* START INPUT ROWS *

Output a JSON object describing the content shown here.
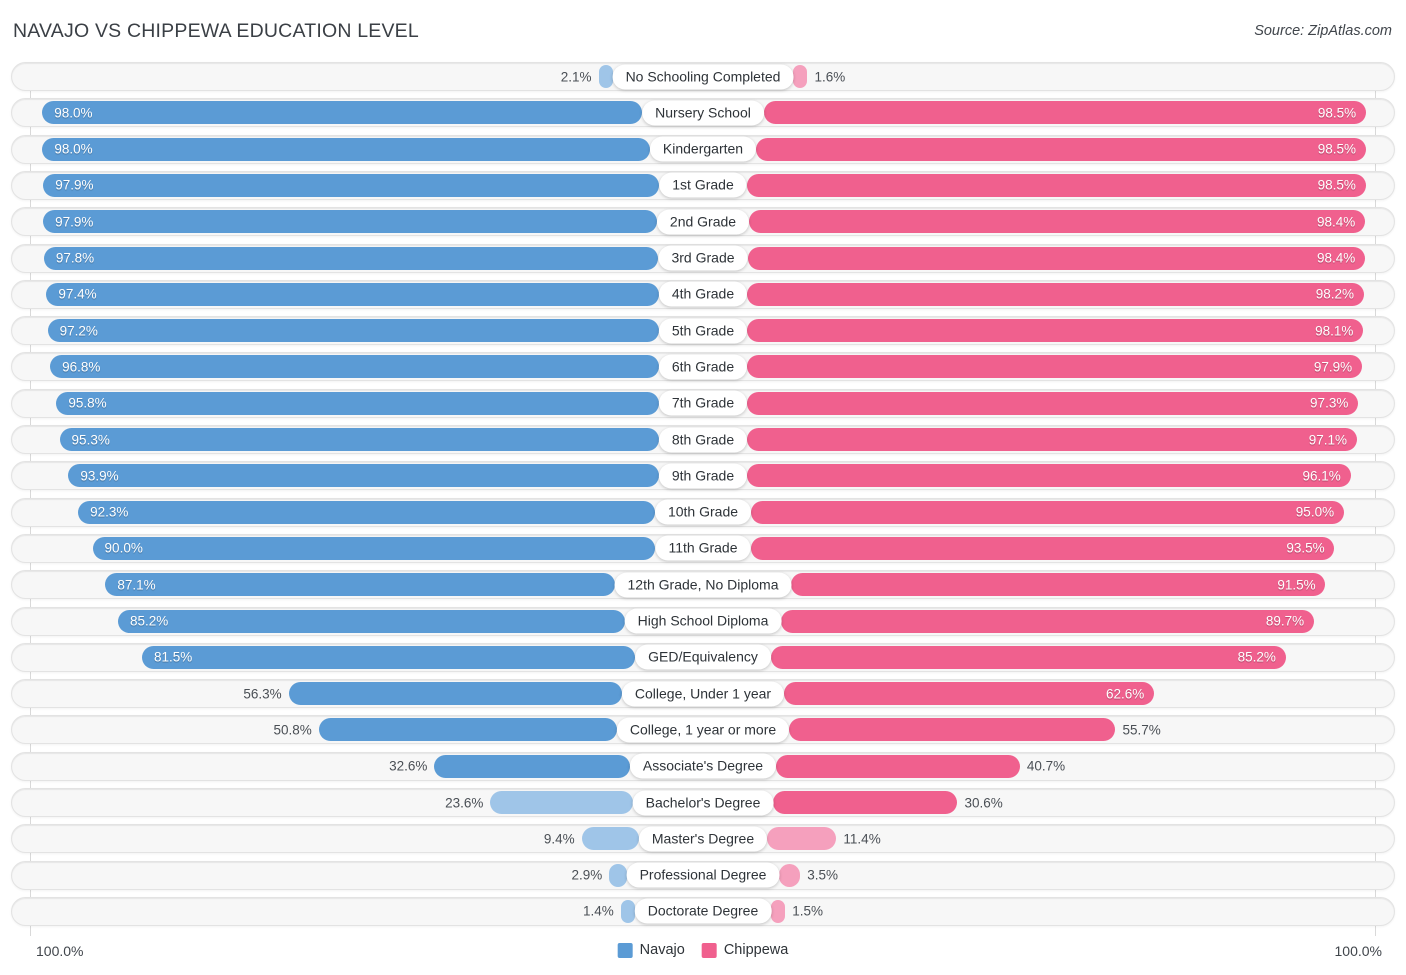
{
  "header": {
    "title": "NAVAJO VS CHIPPEWA EDUCATION LEVEL",
    "source": "Source: ZipAtlas.com"
  },
  "footer": {
    "axis_min": "100.0%",
    "axis_max": "100.0%"
  },
  "legend": {
    "items": [
      {
        "label": "Navajo",
        "color": "#5b9bd5"
      },
      {
        "label": "Chippewa",
        "color": "#f0608e"
      }
    ]
  },
  "colors": {
    "navajo_strong": "#5b9bd5",
    "navajo_light": "#9fc5e8",
    "chippewa_strong": "#f0608e",
    "chippewa_light": "#f5a0bd",
    "track": "#f7f7f7",
    "track_border": "#e3e3e3",
    "gridline": "#d9d9d9"
  },
  "chart_data": {
    "type": "bar",
    "title": "NAVAJO VS CHIPPEWA EDUCATION LEVEL",
    "subtitle": "",
    "orientation": "horizontal-diverging",
    "xlabel": "",
    "ylabel": "",
    "xlim": [
      0,
      100
    ],
    "grid": true,
    "legend_position": "bottom-center",
    "axis_min_label": "100.0%",
    "axis_max_label": "100.0%",
    "categories": [
      "No Schooling Completed",
      "Nursery School",
      "Kindergarten",
      "1st Grade",
      "2nd Grade",
      "3rd Grade",
      "4th Grade",
      "5th Grade",
      "6th Grade",
      "7th Grade",
      "8th Grade",
      "9th Grade",
      "10th Grade",
      "11th Grade",
      "12th Grade, No Diploma",
      "High School Diploma",
      "GED/Equivalency",
      "College, Under 1 year",
      "College, 1 year or more",
      "Associate's Degree",
      "Bachelor's Degree",
      "Master's Degree",
      "Professional Degree",
      "Doctorate Degree"
    ],
    "series": [
      {
        "name": "Navajo",
        "side": "left",
        "color": "#5b9bd5",
        "values": [
          2.1,
          98.0,
          98.0,
          97.9,
          97.9,
          97.8,
          97.4,
          97.2,
          96.8,
          95.8,
          95.3,
          93.9,
          92.3,
          90.0,
          87.1,
          85.2,
          81.5,
          56.3,
          50.8,
          32.6,
          23.6,
          9.4,
          2.9,
          1.4
        ],
        "labels": [
          "2.1%",
          "98.0%",
          "98.0%",
          "97.9%",
          "97.9%",
          "97.8%",
          "97.4%",
          "97.2%",
          "96.8%",
          "95.8%",
          "95.3%",
          "93.9%",
          "92.3%",
          "90.0%",
          "87.1%",
          "85.2%",
          "81.5%",
          "56.3%",
          "50.8%",
          "32.6%",
          "23.6%",
          "9.4%",
          "2.9%",
          "1.4%"
        ]
      },
      {
        "name": "Chippewa",
        "side": "right",
        "color": "#f0608e",
        "values": [
          1.6,
          98.5,
          98.5,
          98.5,
          98.4,
          98.4,
          98.2,
          98.1,
          97.9,
          97.3,
          97.1,
          96.1,
          95.0,
          93.5,
          91.5,
          89.7,
          85.2,
          62.6,
          55.7,
          40.7,
          30.6,
          11.4,
          3.5,
          1.5
        ],
        "labels": [
          "1.6%",
          "98.5%",
          "98.5%",
          "98.5%",
          "98.4%",
          "98.4%",
          "98.2%",
          "98.1%",
          "97.9%",
          "97.3%",
          "97.1%",
          "96.1%",
          "95.0%",
          "93.5%",
          "91.5%",
          "89.7%",
          "85.2%",
          "62.6%",
          "55.7%",
          "40.7%",
          "30.6%",
          "11.4%",
          "3.5%",
          "1.5%"
        ]
      }
    ]
  }
}
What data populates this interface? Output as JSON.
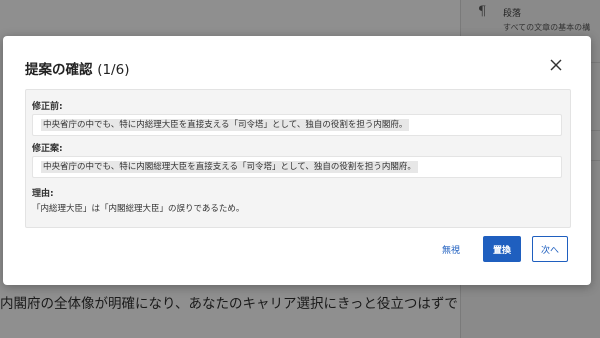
{
  "background": {
    "editor_text": "内閣府の全体像が明確になり、あなたのキャリア選択にきっと役立つはずで",
    "panel": {
      "icon": "pilcrow-icon",
      "title": "段落",
      "description": "すべての文章の基本の構"
    }
  },
  "dialog": {
    "title": "提案の確認",
    "count": "(1/6)",
    "close_icon": "close-icon",
    "before_label": "修正前:",
    "before_text": "中央省庁の中でも、特に内総理大臣を直接支える「司令塔」として、独自の役割を担う内閣府。",
    "after_label": "修正案:",
    "after_text": "中央省庁の中でも、特に内閣総理大臣を直接支える「司令塔」として、独自の役割を担う内閣府。",
    "reason_label": "理由:",
    "reason_text": "「内総理大臣」は「内閣総理大臣」の誤りであるため。",
    "ignore_label": "無視",
    "replace_label": "置換",
    "next_label": "次へ"
  }
}
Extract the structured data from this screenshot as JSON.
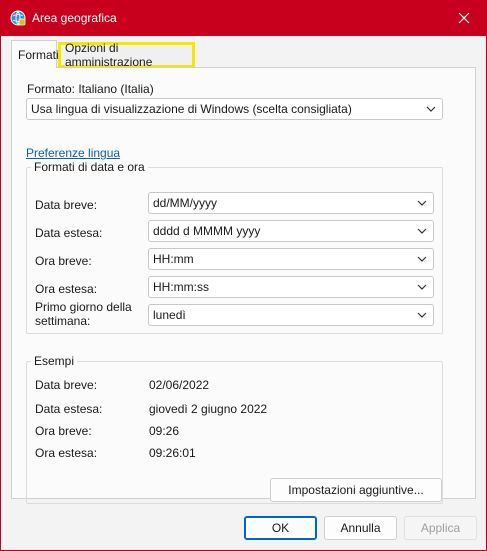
{
  "window": {
    "title": "Area geografica"
  },
  "tabs": [
    {
      "label": "Formati"
    },
    {
      "label": "Opzioni di amministrazione"
    }
  ],
  "formats": {
    "format_label": "Formato: Italiano (Italia)",
    "format_value": "Usa lingua di visualizzazione di Windows (scelta consigliata)",
    "language_prefs_link": "Preferenze lingua",
    "datetime_group_title": "Formati di data e ora",
    "fields": [
      {
        "label": "Data breve:",
        "value": "dd/MM/yyyy"
      },
      {
        "label": "Data estesa:",
        "value": "dddd d MMMM yyyy"
      },
      {
        "label": "Ora breve:",
        "value": "HH:mm"
      },
      {
        "label": "Ora estesa:",
        "value": "HH:mm:ss"
      },
      {
        "label_line1": "Primo giorno della",
        "label_line2": "settimana:",
        "value": "lunedì"
      }
    ],
    "examples_group_title": "Esempi",
    "examples": [
      {
        "label": "Data breve:",
        "value": "02/06/2022"
      },
      {
        "label": "Data estesa:",
        "value": "giovedì 2 giugno 2022"
      },
      {
        "label": "Ora breve:",
        "value": "09:26"
      },
      {
        "label": "Ora estesa:",
        "value": "09:26:01"
      }
    ],
    "additional_settings_button": "Impostazioni aggiuntive..."
  },
  "footer": {
    "ok": "OK",
    "cancel": "Annulla",
    "apply": "Applica"
  },
  "colors": {
    "titlebar": "#c8001e",
    "highlight": "#f7e600",
    "link": "#0a5fb4",
    "accent": "#0067c0"
  }
}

* END INPUT ROWS *

__EXERCISE BRIEF__.
What you return should match the records above word for word, minus the pictures.

__SOLVED EXERCISE__.
Output a JSON object describing the content shown here.
{
  "header": {
    "title": "NAVAJO VS CHIPPEWA EDUCATION LEVEL",
    "source": "Source: ZipAtlas.com"
  },
  "footer": {
    "axis_min": "100.0%",
    "axis_max": "100.0%"
  },
  "legend": {
    "items": [
      {
        "label": "Navajo",
        "color": "#5b9bd5"
      },
      {
        "label": "Chippewa",
        "color": "#f0608e"
      }
    ]
  },
  "colors": {
    "navajo_strong": "#5b9bd5",
    "navajo_light": "#9fc5e8",
    "chippewa_strong": "#f0608e",
    "chippewa_light": "#f5a0bd",
    "track": "#f7f7f7",
    "track_border": "#e3e3e3",
    "gridline": "#d9d9d9"
  },
  "chart_data": {
    "type": "bar",
    "title": "NAVAJO VS CHIPPEWA EDUCATION LEVEL",
    "subtitle": "",
    "orientation": "horizontal-diverging",
    "xlabel": "",
    "ylabel": "",
    "xlim": [
      0,
      100
    ],
    "grid": true,
    "legend_position": "bottom-center",
    "axis_min_label": "100.0%",
    "axis_max_label": "100.0%",
    "categories": [
      "No Schooling Completed",
      "Nursery School",
      "Kindergarten",
      "1st Grade",
      "2nd Grade",
      "3rd Grade",
      "4th Grade",
      "5th Grade",
      "6th Grade",
      "7th Grade",
      "8th Grade",
      "9th Grade",
      "10th Grade",
      "11th Grade",
      "12th Grade, No Diploma",
      "High School Diploma",
      "GED/Equivalency",
      "College, Under 1 year",
      "College, 1 year or more",
      "Associate's Degree",
      "Bachelor's Degree",
      "Master's Degree",
      "Professional Degree",
      "Doctorate Degree"
    ],
    "series": [
      {
        "name": "Navajo",
        "side": "left",
        "color": "#5b9bd5",
        "values": [
          2.1,
          98.0,
          98.0,
          97.9,
          97.9,
          97.8,
          97.4,
          97.2,
          96.8,
          95.8,
          95.3,
          93.9,
          92.3,
          90.0,
          87.1,
          85.2,
          81.5,
          56.3,
          50.8,
          32.6,
          23.6,
          9.4,
          2.9,
          1.4
        ],
        "labels": [
          "2.1%",
          "98.0%",
          "98.0%",
          "97.9%",
          "97.9%",
          "97.8%",
          "97.4%",
          "97.2%",
          "96.8%",
          "95.8%",
          "95.3%",
          "93.9%",
          "92.3%",
          "90.0%",
          "87.1%",
          "85.2%",
          "81.5%",
          "56.3%",
          "50.8%",
          "32.6%",
          "23.6%",
          "9.4%",
          "2.9%",
          "1.4%"
        ]
      },
      {
        "name": "Chippewa",
        "side": "right",
        "color": "#f0608e",
        "values": [
          1.6,
          98.5,
          98.5,
          98.5,
          98.4,
          98.4,
          98.2,
          98.1,
          97.9,
          97.3,
          97.1,
          96.1,
          95.0,
          93.5,
          91.5,
          89.7,
          85.2,
          62.6,
          55.7,
          40.7,
          30.6,
          11.4,
          3.5,
          1.5
        ],
        "labels": [
          "1.6%",
          "98.5%",
          "98.5%",
          "98.5%",
          "98.4%",
          "98.4%",
          "98.2%",
          "98.1%",
          "97.9%",
          "97.3%",
          "97.1%",
          "96.1%",
          "95.0%",
          "93.5%",
          "91.5%",
          "89.7%",
          "85.2%",
          "62.6%",
          "55.7%",
          "40.7%",
          "30.6%",
          "11.4%",
          "3.5%",
          "1.5%"
        ]
      }
    ]
  }
}
What data populates this interface? Output as JSON.
{
  "background": {
    "editor_text": "内閣府の全体像が明確になり、あなたのキャリア選択にきっと役立つはずで",
    "panel": {
      "icon": "pilcrow-icon",
      "title": "段落",
      "description": "すべての文章の基本の構"
    }
  },
  "dialog": {
    "title": "提案の確認",
    "count": "(1/6)",
    "close_icon": "close-icon",
    "before_label": "修正前:",
    "before_text": "中央省庁の中でも、特に内総理大臣を直接支える「司令塔」として、独自の役割を担う内閣府。",
    "after_label": "修正案:",
    "after_text": "中央省庁の中でも、特に内閣総理大臣を直接支える「司令塔」として、独自の役割を担う内閣府。",
    "reason_label": "理由:",
    "reason_text": "「内総理大臣」は「内閣総理大臣」の誤りであるため。",
    "ignore_label": "無視",
    "replace_label": "置換",
    "next_label": "次へ"
  }
}
Extract the structured data from this screenshot as JSON.
{
  "window": {
    "title": "Area geografica"
  },
  "tabs": [
    {
      "label": "Formati"
    },
    {
      "label": "Opzioni di amministrazione"
    }
  ],
  "formats": {
    "format_label": "Formato: Italiano (Italia)",
    "format_value": "Usa lingua di visualizzazione di Windows (scelta consigliata)",
    "language_prefs_link": "Preferenze lingua",
    "datetime_group_title": "Formati di data e ora",
    "fields": [
      {
        "label": "Data breve:",
        "value": "dd/MM/yyyy"
      },
      {
        "label": "Data estesa:",
        "value": "dddd d MMMM yyyy"
      },
      {
        "label": "Ora breve:",
        "value": "HH:mm"
      },
      {
        "label": "Ora estesa:",
        "value": "HH:mm:ss"
      },
      {
        "label_line1": "Primo giorno della",
        "label_line2": "settimana:",
        "value": "lunedì"
      }
    ],
    "examples_group_title": "Esempi",
    "examples": [
      {
        "label": "Data breve:",
        "value": "02/06/2022"
      },
      {
        "label": "Data estesa:",
        "value": "giovedì 2 giugno 2022"
      },
      {
        "label": "Ora breve:",
        "value": "09:26"
      },
      {
        "label": "Ora estesa:",
        "value": "09:26:01"
      }
    ],
    "additional_settings_button": "Impostazioni aggiuntive..."
  },
  "footer": {
    "ok": "OK",
    "cancel": "Annulla",
    "apply": "Applica"
  },
  "colors": {
    "titlebar": "#c8001e",
    "highlight": "#f7e600",
    "link": "#0a5fb4",
    "accent": "#0067c0"
  }
}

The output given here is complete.